Repeat the material in full. Keep every line exactly as it is.

━━━━

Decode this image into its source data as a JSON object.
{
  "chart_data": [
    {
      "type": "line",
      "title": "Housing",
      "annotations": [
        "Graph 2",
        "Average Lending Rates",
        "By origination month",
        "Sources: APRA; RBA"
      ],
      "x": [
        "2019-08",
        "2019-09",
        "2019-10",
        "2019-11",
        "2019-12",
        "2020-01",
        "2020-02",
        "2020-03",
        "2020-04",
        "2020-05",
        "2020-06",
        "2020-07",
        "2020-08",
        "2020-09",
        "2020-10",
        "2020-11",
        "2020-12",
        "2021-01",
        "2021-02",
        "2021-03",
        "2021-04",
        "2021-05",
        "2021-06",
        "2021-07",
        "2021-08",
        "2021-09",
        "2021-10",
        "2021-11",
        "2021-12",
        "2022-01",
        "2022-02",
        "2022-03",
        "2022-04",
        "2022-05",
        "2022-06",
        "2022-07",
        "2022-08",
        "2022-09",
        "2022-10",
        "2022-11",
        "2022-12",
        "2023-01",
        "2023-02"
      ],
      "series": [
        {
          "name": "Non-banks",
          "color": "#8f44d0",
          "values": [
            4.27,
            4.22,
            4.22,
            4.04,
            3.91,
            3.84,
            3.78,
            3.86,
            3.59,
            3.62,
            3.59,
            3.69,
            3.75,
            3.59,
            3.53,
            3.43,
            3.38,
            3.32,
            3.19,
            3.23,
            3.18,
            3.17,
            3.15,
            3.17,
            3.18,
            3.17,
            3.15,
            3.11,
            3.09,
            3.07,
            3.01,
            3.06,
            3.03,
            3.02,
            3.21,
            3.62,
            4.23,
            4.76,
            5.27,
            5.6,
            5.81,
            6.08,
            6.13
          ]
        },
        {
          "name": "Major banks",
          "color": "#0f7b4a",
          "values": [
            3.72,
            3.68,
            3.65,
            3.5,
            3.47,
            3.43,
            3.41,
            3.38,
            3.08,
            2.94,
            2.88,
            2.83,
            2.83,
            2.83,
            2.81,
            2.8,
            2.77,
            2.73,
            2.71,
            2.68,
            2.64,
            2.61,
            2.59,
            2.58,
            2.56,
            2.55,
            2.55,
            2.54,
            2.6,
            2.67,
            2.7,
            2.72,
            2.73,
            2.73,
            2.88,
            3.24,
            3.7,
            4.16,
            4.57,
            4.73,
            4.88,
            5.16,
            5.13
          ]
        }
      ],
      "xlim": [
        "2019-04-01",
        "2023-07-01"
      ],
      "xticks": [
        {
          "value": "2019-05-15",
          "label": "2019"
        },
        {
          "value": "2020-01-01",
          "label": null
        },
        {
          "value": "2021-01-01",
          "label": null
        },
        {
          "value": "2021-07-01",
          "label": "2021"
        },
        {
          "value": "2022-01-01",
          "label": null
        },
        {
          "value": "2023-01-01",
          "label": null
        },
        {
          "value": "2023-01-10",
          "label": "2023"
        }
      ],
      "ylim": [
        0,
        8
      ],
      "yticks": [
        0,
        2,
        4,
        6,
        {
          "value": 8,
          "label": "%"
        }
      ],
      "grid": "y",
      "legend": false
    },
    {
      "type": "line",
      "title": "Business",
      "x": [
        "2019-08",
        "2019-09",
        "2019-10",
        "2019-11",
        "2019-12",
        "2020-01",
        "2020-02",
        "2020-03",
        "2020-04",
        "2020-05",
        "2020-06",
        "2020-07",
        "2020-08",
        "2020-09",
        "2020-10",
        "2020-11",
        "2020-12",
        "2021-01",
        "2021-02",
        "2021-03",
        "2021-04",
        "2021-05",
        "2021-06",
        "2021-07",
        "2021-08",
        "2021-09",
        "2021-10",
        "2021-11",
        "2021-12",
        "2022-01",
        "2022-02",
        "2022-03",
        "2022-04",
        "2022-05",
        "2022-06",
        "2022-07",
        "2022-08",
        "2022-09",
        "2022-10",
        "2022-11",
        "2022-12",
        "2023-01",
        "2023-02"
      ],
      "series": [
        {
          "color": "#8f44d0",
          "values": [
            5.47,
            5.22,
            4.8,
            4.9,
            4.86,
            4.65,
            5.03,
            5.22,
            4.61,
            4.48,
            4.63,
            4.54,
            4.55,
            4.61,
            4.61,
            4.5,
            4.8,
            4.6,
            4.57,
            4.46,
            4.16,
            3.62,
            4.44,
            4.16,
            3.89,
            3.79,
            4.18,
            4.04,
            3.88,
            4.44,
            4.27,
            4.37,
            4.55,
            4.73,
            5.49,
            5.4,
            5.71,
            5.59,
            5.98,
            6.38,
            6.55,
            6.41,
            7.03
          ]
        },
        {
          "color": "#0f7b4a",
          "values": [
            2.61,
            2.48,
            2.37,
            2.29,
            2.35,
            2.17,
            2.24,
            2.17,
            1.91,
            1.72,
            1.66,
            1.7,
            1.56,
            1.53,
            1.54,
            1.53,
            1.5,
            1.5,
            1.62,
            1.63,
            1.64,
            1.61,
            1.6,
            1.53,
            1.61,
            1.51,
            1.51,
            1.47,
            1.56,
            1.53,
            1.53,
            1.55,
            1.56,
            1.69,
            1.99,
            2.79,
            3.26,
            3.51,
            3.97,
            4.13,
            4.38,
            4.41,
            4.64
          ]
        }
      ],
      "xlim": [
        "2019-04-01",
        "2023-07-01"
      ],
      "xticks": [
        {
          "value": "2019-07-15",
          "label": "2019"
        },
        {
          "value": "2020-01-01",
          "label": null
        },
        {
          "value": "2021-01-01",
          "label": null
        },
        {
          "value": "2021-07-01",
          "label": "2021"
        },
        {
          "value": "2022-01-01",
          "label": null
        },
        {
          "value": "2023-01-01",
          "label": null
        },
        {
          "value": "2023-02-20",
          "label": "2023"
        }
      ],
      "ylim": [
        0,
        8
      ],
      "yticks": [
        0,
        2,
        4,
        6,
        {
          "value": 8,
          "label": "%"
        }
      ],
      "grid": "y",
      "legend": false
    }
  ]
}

━━━━

# FINAL RESULT
Decode this image into its source data as a JSON object.
{
  "chart_data": [
    {
      "type": "line",
      "title": "Housing",
      "annotations": [
        "Graph 2",
        "Average Lending Rates",
        "By origination month",
        "Sources: APRA; RBA"
      ],
      "x": [
        "2019-08",
        "2019-09",
        "2019-10",
        "2019-11",
        "2019-12",
        "2020-01",
        "2020-02",
        "2020-03",
        "2020-04",
        "2020-05",
        "2020-06",
        "2020-07",
        "2020-08",
        "2020-09",
        "2020-10",
        "2020-11",
        "2020-12",
        "2021-01",
        "2021-02",
        "2021-03",
        "2021-04",
        "2021-05",
        "2021-06",
        "2021-07",
        "2021-08",
        "2021-09",
        "2021-10",
        "2021-11",
        "2021-12",
        "2022-01",
        "2022-02",
        "2022-03",
        "2022-04",
        "2022-05",
        "2022-06",
        "2022-07",
        "2022-08",
        "2022-09",
        "2022-10",
        "2022-11",
        "2022-12",
        "2023-01",
        "2023-02"
      ],
      "series": [
        {
          "name": "Non-banks",
          "color": "#8f44d0",
          "values": [
            4.27,
            4.22,
            4.22,
            4.04,
            3.91,
            3.84,
            3.78,
            3.86,
            3.59,
            3.62,
            3.59,
            3.69,
            3.75,
            3.59,
            3.53,
            3.43,
            3.38,
            3.32,
            3.19,
            3.23,
            3.18,
            3.17,
            3.15,
            3.17,
            3.18,
            3.17,
            3.15,
            3.11,
            3.09,
            3.07,
            3.01,
            3.06,
            3.03,
            3.02,
            3.21,
            3.62,
            4.23,
            4.76,
            5.27,
            5.6,
            5.81,
            6.08,
            6.13
          ]
        },
        {
          "name": "Major banks",
          "color": "#0f7b4a",
          "values": [
            3.72,
            3.68,
            3.65,
            3.5,
            3.47,
            3.43,
            3.41,
            3.38,
            3.08,
            2.94,
            2.88,
            2.83,
            2.83,
            2.83,
            2.81,
            2.8,
            2.77,
            2.73,
            2.71,
            2.68,
            2.64,
            2.61,
            2.59,
            2.58,
            2.56,
            2.55,
            2.55,
            2.54,
            2.6,
            2.67,
            2.7,
            2.72,
            2.73,
            2.73,
            2.88,
            3.24,
            3.7,
            4.16,
            4.57,
            4.73,
            4.88,
            5.16,
            5.13
          ]
        }
      ],
      "xlim": [
        "2019-04-01",
        "2023-07-01"
      ],
      "xticks": [
        {
          "value": "2019-05-15",
          "label": "2019"
        },
        {
          "value": "2020-01-01",
          "label": null
        },
        {
          "value": "2021-01-01",
          "label": null
        },
        {
          "value": "2021-07-01",
          "label": "2021"
        },
        {
          "value": "2022-01-01",
          "label": null
        },
        {
          "value": "2023-01-01",
          "label": null
        },
        {
          "value": "2023-01-10",
          "label": "2023"
        }
      ],
      "ylim": [
        0,
        8
      ],
      "yticks": [
        0,
        2,
        4,
        6,
        {
          "value": 8,
          "label": "%"
        }
      ],
      "grid": "y",
      "legend": false
    },
    {
      "type": "line",
      "title": "Business",
      "x": [
        "2019-08",
        "2019-09",
        "2019-10",
        "2019-11",
        "2019-12",
        "2020-01",
        "2020-02",
        "2020-03",
        "2020-04",
        "2020-05",
        "2020-06",
        "2020-07",
        "2020-08",
        "2020-09",
        "2020-10",
        "2020-11",
        "2020-12",
        "2021-01",
        "2021-02",
        "2021-03",
        "2021-04",
        "2021-05",
        "2021-06",
        "2021-07",
        "2021-08",
        "2021-09",
        "2021-10",
        "2021-11",
        "2021-12",
        "2022-01",
        "2022-02",
        "2022-03",
        "2022-04",
        "2022-05",
        "2022-06",
        "2022-07",
        "2022-08",
        "2022-09",
        "2022-10",
        "2022-11",
        "2022-12",
        "2023-01",
        "2023-02"
      ],
      "series": [
        {
          "color": "#8f44d0",
          "values": [
            5.47,
            5.22,
            4.8,
            4.9,
            4.86,
            4.65,
            5.03,
            5.22,
            4.61,
            4.48,
            4.63,
            4.54,
            4.55,
            4.61,
            4.61,
            4.5,
            4.8,
            4.6,
            4.57,
            4.46,
            4.16,
            3.62,
            4.44,
            4.16,
            3.89,
            3.79,
            4.18,
            4.04,
            3.88,
            4.44,
            4.27,
            4.37,
            4.55,
            4.73,
            5.49,
            5.4,
            5.71,
            5.59,
            5.98,
            6.38,
            6.55,
            6.41,
            7.03
          ]
        },
        {
          "color": "#0f7b4a",
          "values": [
            2.61,
            2.48,
            2.37,
            2.29,
            2.35,
            2.17,
            2.24,
            2.17,
            1.91,
            1.72,
            1.66,
            1.7,
            1.56,
            1.53,
            1.54,
            1.53,
            1.5,
            1.5,
            1.62,
            1.63,
            1.64,
            1.61,
            1.6,
            1.53,
            1.61,
            1.51,
            1.51,
            1.47,
            1.56,
            1.53,
            1.53,
            1.55,
            1.56,
            1.69,
            1.99,
            2.79,
            3.26,
            3.51,
            3.97,
            4.13,
            4.38,
            4.41,
            4.64
          ]
        }
      ],
      "xlim": [
        "2019-04-01",
        "2023-07-01"
      ],
      "xticks": [
        {
          "value": "2019-07-15",
          "label": "2019"
        },
        {
          "value": "2020-01-01",
          "label": null
        },
        {
          "value": "2021-01-01",
          "label": null
        },
        {
          "value": "2021-07-01",
          "label": "2021"
        },
        {
          "value": "2022-01-01",
          "label": null
        },
        {
          "value": "2023-01-01",
          "label": null
        },
        {
          "value": "2023-02-20",
          "label": "2023"
        }
      ],
      "ylim": [
        0,
        8
      ],
      "yticks": [
        0,
        2,
        4,
        6,
        {
          "value": 8,
          "label": "%"
        }
      ],
      "grid": "y",
      "legend": false
    }
  ]
}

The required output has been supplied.